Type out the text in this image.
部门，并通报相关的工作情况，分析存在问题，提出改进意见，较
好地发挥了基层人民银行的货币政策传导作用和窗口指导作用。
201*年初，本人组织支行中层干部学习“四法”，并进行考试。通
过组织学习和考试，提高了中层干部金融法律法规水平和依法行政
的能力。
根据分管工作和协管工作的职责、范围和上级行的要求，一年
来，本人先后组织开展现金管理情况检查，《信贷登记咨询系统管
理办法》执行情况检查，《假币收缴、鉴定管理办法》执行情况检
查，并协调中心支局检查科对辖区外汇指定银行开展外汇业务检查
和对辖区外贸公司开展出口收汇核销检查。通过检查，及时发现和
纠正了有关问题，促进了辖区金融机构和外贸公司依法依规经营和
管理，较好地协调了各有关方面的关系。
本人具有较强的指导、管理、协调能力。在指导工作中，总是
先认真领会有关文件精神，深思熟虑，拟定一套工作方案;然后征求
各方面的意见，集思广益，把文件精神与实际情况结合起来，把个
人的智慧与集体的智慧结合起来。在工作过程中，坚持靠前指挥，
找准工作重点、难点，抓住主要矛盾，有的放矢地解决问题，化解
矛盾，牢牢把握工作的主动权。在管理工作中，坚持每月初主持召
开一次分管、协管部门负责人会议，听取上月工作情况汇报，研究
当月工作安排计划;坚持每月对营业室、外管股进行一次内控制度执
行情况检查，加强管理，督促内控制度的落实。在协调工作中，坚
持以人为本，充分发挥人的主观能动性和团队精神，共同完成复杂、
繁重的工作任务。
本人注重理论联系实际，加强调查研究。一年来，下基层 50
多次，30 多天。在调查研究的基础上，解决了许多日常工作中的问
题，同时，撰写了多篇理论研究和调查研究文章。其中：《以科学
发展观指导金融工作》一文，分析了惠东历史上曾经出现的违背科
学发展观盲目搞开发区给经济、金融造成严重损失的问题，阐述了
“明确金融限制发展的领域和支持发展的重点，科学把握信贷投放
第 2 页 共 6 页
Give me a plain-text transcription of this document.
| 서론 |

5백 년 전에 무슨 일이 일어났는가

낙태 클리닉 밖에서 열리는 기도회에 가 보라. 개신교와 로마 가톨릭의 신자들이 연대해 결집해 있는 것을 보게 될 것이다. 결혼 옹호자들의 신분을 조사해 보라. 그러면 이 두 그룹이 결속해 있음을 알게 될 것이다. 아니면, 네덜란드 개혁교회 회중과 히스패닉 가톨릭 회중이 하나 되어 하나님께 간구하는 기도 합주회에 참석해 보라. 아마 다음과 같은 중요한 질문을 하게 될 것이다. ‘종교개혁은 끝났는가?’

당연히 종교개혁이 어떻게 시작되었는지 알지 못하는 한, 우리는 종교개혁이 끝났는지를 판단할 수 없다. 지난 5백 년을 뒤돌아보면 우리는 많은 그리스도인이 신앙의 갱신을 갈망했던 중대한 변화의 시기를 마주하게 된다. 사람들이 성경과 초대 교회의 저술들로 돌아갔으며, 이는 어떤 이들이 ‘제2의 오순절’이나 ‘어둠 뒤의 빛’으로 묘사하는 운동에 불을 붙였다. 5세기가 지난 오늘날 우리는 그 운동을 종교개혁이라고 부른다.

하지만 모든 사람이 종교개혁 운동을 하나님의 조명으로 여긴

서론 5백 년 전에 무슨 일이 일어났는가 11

·····

» REQUEST
From the data above, extract every line in its exact form.

» PROBLEM SOLUTION
Type out the text in this image.
部门，并通报相关的工作情况，分析存在问题，提出改进意见，较
好地发挥了基层人民银行的货币政策传导作用和窗口指导作用。
201*年初，本人组织支行中层干部学习“四法”，并进行考试。通
过组织学习和考试，提高了中层干部金融法律法规水平和依法行政
的能力。
根据分管工作和协管工作的职责、范围和上级行的要求，一年
来，本人先后组织开展现金管理情况检查，《信贷登记咨询系统管
理办法》执行情况检查，《假币收缴、鉴定管理办法》执行情况检
查，并协调中心支局检查科对辖区外汇指定银行开展外汇业务检查
和对辖区外贸公司开展出口收汇核销检查。通过检查，及时发现和
纠正了有关问题，促进了辖区金融机构和外贸公司依法依规经营和
管理，较好地协调了各有关方面的关系。
本人具有较强的指导、管理、协调能力。在指导工作中，总是
先认真领会有关文件精神，深思熟虑，拟定一套工作方案;然后征求
各方面的意见，集思广益，把文件精神与实际情况结合起来，把个
人的智慧与集体的智慧结合起来。在工作过程中，坚持靠前指挥，
找准工作重点、难点，抓住主要矛盾，有的放矢地解决问题，化解
矛盾，牢牢把握工作的主动权。在管理工作中，坚持每月初主持召
开一次分管、协管部门负责人会议，听取上月工作情况汇报，研究
当月工作安排计划;坚持每月对营业室、外管股进行一次内控制度执
行情况检查，加强管理，督促内控制度的落实。在协调工作中，坚
持以人为本，充分发挥人的主观能动性和团队精神，共同完成复杂、
繁重的工作任务。
本人注重理论联系实际，加强调查研究。一年来，下基层 50
多次，30 多天。在调查研究的基础上，解决了许多日常工作中的问
题，同时，撰写了多篇理论研究和调查研究文章。其中：《以科学
发展观指导金融工作》一文，分析了惠东历史上曾经出现的违背科
学发展观盲目搞开发区给经济、金融造成严重损失的问题，阐述了
“明确金融限制发展的领域和支持发展的重点，科学把握信贷投放
第 2 页 共 6 页
Give me a plain-text transcription of this document.
| 서론 |

5백 년 전에 무슨 일이 일어났는가

낙태 클리닉 밖에서 열리는 기도회에 가 보라. 개신교와 로마 가톨릭의 신자들이 연대해 결집해 있는 것을 보게 될 것이다. 결혼 옹호자들의 신분을 조사해 보라. 그러면 이 두 그룹이 결속해 있음을 알게 될 것이다. 아니면, 네덜란드 개혁교회 회중과 히스패닉 가톨릭 회중이 하나 되어 하나님께 간구하는 기도 합주회에 참석해 보라. 아마 다음과 같은 중요한 질문을 하게 될 것이다. ‘종교개혁은 끝났는가?’

당연히 종교개혁이 어떻게 시작되었는지 알지 못하는 한, 우리는 종교개혁이 끝났는지를 판단할 수 없다. 지난 5백 년을 뒤돌아보면 우리는 많은 그리스도인이 신앙의 갱신을 갈망했던 중대한 변화의 시기를 마주하게 된다. 사람들이 성경과 초대 교회의 저술들로 돌아갔으며, 이는 어떤 이들이 ‘제2의 오순절’이나 ‘어둠 뒤의 빛’으로 묘사하는 운동에 불을 붙였다. 5세기가 지난 오늘날 우리는 그 운동을 종교개혁이라고 부른다.

하지만 모든 사람이 종교개혁 운동을 하나님의 조명으로 여긴

서론 5백 년 전에 무슨 일이 일어났는가 11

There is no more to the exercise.